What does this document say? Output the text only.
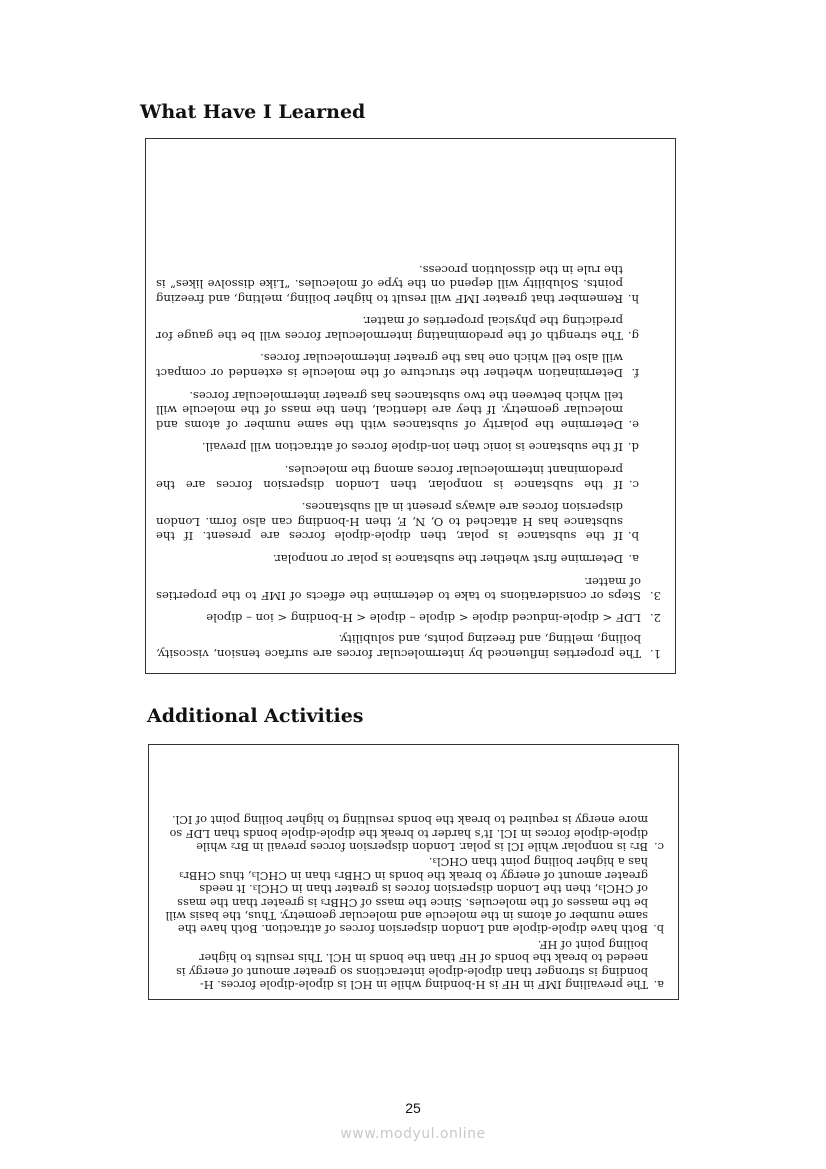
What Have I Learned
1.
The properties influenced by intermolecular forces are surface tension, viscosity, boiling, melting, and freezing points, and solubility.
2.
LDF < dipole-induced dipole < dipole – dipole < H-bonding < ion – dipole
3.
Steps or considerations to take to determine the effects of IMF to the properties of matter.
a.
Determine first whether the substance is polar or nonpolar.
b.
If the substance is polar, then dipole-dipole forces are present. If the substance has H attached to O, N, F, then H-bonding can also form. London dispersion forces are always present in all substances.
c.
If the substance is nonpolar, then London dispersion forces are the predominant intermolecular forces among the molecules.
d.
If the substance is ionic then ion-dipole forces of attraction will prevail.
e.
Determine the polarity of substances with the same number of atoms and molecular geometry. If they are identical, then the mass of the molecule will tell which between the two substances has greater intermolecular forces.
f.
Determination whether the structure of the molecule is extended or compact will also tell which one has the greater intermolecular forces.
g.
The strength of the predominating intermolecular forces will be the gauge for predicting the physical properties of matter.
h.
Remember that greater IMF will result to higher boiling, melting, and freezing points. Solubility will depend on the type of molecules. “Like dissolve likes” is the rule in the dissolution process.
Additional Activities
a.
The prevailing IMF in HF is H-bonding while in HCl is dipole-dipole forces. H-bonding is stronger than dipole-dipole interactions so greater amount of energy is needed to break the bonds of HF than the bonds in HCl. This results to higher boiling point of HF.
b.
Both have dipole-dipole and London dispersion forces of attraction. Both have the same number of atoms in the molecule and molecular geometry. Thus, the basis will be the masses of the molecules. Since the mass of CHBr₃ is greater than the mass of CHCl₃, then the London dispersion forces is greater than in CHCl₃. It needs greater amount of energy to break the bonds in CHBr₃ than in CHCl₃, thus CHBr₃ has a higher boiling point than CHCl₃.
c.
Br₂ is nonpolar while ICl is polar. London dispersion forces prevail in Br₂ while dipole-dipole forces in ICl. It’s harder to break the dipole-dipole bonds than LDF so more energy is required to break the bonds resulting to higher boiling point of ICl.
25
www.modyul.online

+-------+

What is being asked: Output every entry exactly as given; pictures are not part of the copy.

In response:
What does this document say? Output the text only.
What Have I Learned
1.
The properties influenced by intermolecular forces are surface tension, viscosity, boiling, melting, and freezing points, and solubility.
2.
LDF < dipole-induced dipole < dipole – dipole < H-bonding < ion – dipole
3.
Steps or considerations to take to determine the effects of IMF to the properties of matter.
a.
Determine first whether the substance is polar or nonpolar.
b.
If the substance is polar, then dipole-dipole forces are present. If the substance has H attached to O, N, F, then H-bonding can also form. London dispersion forces are always present in all substances.
c.
If the substance is nonpolar, then London dispersion forces are the predominant intermolecular forces among the molecules.
d.
If the substance is ionic then ion-dipole forces of attraction will prevail.
e.
Determine the polarity of substances with the same number of atoms and molecular geometry. If they are identical, then the mass of the molecule will tell which between the two substances has greater intermolecular forces.
f.
Determination whether the structure of the molecule is extended or compact will also tell which one has the greater intermolecular forces.
g.
The strength of the predominating intermolecular forces will be the gauge for predicting the physical properties of matter.
h.
Remember that greater IMF will result to higher boiling, melting, and freezing points. Solubility will depend on the type of molecules. “Like dissolve likes” is the rule in the dissolution process.
Additional Activities
a.
The prevailing IMF in HF is H-bonding while in HCl is dipole-dipole forces. H-bonding is stronger than dipole-dipole interactions so greater amount of energy is needed to break the bonds of HF than the bonds in HCl. This results to higher boiling point of HF.
b.
Both have dipole-dipole and London dispersion forces of attraction. Both have the same number of atoms in the molecule and molecular geometry. Thus, the basis will be the masses of the molecules. Since the mass of CHBr₃ is greater than the mass of CHCl₃, then the London dispersion forces is greater than in CHCl₃. It needs greater amount of energy to break the bonds in CHBr₃ than in CHCl₃, thus CHBr₃ has a higher boiling point than CHCl₃.
c.
Br₂ is nonpolar while ICl is polar. London dispersion forces prevail in Br₂ while dipole-dipole forces in ICl. It’s harder to break the dipole-dipole bonds than LDF so more energy is required to break the bonds resulting to higher boiling point of ICl.
25
www.modyul.online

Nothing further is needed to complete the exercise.